Items from a figure collection.

:::

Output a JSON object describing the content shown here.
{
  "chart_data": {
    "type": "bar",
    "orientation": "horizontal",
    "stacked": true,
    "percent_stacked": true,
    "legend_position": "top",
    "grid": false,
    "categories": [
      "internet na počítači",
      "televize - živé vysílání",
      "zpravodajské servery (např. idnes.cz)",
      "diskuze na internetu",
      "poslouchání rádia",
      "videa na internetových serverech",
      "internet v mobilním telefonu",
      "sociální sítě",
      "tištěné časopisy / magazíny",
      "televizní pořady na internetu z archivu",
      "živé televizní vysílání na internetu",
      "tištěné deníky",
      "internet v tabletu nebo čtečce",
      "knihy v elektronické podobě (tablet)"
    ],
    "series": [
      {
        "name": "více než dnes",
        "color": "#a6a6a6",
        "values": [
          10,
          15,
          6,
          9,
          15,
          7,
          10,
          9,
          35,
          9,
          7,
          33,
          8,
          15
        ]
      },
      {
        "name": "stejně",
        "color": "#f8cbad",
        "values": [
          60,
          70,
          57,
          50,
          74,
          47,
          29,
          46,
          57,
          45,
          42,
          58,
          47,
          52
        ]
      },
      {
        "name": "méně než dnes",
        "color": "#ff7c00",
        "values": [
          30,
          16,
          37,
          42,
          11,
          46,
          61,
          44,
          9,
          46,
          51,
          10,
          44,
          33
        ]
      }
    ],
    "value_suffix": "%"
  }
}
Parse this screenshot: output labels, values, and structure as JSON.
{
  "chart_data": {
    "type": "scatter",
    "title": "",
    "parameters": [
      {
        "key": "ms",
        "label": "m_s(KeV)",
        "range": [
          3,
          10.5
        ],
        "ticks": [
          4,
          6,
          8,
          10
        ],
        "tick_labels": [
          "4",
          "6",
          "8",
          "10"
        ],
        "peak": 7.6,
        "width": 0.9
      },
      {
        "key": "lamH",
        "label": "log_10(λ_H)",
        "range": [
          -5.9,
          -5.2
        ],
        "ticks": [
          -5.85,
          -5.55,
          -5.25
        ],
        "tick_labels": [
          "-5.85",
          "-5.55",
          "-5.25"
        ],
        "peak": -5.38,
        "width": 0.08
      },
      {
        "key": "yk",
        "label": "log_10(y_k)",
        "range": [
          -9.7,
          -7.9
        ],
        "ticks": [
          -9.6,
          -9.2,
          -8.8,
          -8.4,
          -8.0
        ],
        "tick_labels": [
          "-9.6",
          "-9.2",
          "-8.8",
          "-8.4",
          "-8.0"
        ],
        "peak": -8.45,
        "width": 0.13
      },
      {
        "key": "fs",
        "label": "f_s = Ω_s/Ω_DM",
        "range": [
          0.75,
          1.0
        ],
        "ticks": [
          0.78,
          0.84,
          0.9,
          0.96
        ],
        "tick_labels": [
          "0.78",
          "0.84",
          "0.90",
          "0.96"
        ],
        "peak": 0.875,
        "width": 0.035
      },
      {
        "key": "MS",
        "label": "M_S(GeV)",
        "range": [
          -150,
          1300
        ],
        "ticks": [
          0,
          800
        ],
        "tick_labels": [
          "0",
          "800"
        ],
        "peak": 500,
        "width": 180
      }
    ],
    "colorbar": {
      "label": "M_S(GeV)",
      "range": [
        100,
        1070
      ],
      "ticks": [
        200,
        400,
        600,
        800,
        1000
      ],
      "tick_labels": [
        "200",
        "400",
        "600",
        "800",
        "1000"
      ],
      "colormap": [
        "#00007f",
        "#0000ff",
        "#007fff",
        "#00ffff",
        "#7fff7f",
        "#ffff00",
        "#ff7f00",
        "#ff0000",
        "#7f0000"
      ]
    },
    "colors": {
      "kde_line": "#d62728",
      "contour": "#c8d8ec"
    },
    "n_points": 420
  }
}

:::

WRITTEN REQUEST. Within the material above, find the lines that contain the word "televizní"; copy them.

RESPONSE TO THIS TASK.
      "televizní pořady na internetu z archivu",
      "živé televizní vysílání na internetu",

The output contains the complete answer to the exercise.